• [TASK PROMPT]
Search the records for "possible". Copy every line where it appears.
┌─ INPUT RECORDS
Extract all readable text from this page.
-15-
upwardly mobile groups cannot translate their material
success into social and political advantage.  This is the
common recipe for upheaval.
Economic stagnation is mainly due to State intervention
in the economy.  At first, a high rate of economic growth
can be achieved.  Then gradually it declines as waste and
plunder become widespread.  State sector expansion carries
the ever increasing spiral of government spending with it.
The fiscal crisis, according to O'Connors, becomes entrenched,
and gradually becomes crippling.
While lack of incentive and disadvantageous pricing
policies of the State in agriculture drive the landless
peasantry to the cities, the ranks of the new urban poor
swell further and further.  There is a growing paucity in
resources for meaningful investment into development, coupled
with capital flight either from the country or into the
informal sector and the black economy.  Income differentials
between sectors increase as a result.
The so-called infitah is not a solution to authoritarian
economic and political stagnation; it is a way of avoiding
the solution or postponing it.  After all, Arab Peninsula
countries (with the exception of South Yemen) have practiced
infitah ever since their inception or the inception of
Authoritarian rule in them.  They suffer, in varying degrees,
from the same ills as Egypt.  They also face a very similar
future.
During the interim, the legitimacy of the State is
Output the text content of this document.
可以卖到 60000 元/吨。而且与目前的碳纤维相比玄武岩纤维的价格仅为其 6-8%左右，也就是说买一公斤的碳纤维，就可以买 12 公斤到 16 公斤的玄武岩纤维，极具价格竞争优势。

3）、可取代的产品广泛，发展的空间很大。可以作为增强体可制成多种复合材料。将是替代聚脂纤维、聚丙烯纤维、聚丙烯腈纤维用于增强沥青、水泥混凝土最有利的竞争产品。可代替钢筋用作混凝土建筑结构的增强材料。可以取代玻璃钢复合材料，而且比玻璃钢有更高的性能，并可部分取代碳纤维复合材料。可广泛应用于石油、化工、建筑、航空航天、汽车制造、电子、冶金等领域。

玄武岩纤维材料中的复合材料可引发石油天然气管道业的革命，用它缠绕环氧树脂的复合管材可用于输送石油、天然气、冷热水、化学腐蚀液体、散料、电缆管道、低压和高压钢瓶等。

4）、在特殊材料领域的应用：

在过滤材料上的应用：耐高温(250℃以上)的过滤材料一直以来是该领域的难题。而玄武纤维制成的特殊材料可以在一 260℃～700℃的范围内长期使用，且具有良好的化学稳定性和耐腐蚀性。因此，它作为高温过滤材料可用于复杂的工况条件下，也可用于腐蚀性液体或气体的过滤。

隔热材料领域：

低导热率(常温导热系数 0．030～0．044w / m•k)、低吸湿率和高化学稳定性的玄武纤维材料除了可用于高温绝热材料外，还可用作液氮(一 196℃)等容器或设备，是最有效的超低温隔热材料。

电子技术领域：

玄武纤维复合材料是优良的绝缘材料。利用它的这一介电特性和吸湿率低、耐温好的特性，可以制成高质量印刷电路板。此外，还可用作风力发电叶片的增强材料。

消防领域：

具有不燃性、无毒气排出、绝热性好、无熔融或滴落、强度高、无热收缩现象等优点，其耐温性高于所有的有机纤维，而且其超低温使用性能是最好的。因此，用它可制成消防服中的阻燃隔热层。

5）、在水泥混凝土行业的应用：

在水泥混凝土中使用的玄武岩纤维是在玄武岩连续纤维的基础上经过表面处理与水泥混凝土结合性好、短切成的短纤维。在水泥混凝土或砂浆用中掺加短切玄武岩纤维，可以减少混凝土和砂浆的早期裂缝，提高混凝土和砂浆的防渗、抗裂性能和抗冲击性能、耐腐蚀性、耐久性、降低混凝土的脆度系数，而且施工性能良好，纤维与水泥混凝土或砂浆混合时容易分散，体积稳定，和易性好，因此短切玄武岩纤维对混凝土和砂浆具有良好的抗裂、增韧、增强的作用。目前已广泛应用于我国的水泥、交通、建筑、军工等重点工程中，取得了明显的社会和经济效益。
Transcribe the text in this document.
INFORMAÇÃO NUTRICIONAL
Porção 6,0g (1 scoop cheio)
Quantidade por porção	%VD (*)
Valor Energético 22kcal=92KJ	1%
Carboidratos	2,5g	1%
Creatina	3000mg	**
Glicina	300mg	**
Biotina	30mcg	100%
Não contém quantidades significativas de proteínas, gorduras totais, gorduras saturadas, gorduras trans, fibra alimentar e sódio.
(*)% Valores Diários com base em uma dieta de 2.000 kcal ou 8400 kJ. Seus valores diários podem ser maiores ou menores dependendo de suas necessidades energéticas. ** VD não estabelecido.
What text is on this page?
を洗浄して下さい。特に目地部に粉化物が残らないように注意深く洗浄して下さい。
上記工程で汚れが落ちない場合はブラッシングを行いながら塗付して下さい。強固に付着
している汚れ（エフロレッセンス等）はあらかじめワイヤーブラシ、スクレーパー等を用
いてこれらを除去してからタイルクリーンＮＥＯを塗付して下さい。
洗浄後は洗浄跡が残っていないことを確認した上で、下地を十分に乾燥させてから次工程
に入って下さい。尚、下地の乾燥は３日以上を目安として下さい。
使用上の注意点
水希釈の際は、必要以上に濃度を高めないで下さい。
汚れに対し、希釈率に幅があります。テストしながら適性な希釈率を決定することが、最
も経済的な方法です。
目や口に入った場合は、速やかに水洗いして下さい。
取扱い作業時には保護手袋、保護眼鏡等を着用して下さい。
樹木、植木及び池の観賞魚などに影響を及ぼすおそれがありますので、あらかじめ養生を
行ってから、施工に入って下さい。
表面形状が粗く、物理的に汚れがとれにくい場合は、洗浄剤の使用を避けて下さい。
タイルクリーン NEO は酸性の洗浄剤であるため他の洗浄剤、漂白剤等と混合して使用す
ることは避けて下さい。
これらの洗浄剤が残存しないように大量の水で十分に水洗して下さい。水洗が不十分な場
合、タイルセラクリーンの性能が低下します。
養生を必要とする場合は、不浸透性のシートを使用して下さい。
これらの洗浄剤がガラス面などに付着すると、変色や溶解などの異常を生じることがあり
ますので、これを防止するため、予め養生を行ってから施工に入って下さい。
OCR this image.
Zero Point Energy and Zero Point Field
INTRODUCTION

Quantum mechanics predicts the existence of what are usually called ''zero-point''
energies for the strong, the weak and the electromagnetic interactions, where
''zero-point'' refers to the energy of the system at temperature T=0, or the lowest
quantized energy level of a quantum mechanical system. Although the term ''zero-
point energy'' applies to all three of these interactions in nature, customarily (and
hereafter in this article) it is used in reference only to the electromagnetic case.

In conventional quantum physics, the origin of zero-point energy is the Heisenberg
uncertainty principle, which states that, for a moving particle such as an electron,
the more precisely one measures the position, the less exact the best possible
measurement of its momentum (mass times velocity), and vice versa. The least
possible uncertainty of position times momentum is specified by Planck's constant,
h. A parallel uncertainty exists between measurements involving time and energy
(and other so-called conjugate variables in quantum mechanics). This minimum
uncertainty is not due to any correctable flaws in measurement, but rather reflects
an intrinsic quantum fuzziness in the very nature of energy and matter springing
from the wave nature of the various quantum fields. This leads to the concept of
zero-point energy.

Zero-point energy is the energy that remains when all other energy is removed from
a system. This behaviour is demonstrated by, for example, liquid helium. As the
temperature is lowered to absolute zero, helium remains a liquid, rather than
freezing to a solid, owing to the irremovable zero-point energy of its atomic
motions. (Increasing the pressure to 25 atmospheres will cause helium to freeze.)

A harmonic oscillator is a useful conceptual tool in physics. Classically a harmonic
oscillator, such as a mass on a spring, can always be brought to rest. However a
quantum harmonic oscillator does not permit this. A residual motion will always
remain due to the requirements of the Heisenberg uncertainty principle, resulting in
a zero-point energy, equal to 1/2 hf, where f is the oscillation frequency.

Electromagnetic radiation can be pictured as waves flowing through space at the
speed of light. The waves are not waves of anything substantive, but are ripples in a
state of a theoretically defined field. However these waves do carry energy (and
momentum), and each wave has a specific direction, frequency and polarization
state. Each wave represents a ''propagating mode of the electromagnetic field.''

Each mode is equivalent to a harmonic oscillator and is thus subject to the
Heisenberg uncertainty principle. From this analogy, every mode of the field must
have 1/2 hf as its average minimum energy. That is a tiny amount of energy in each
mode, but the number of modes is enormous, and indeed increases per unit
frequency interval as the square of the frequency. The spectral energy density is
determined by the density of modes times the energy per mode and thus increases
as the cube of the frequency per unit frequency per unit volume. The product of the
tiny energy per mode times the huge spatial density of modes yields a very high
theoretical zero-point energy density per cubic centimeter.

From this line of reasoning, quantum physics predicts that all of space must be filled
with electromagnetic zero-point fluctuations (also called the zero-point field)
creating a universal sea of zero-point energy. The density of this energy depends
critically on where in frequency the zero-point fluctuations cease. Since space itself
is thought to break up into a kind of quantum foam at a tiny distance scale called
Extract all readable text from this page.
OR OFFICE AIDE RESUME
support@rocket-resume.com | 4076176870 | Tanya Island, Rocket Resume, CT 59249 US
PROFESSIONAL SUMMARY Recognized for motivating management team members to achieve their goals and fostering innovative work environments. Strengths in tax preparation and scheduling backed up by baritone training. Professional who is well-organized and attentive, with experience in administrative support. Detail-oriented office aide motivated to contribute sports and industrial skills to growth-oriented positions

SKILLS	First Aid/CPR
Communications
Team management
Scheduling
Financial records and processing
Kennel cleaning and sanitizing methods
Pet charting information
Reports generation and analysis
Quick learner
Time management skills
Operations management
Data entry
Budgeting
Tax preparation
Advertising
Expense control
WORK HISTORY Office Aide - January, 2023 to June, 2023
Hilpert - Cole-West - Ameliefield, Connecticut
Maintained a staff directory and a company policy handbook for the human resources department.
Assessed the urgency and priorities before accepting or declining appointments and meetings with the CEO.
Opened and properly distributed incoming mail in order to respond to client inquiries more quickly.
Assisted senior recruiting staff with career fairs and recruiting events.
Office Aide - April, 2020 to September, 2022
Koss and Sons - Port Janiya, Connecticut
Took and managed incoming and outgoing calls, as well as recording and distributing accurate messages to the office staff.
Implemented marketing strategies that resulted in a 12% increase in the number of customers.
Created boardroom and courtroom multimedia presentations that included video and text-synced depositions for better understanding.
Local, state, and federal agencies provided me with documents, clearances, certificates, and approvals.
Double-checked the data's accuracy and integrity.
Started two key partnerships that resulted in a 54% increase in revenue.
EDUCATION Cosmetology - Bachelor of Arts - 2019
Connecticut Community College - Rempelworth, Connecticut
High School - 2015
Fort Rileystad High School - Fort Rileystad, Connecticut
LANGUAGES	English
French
└─
• [TASK ANSWER]
the more precisely one measures the position, the less exact the best possible
possible uncertainty of position times momentum is specified by Planck's constant,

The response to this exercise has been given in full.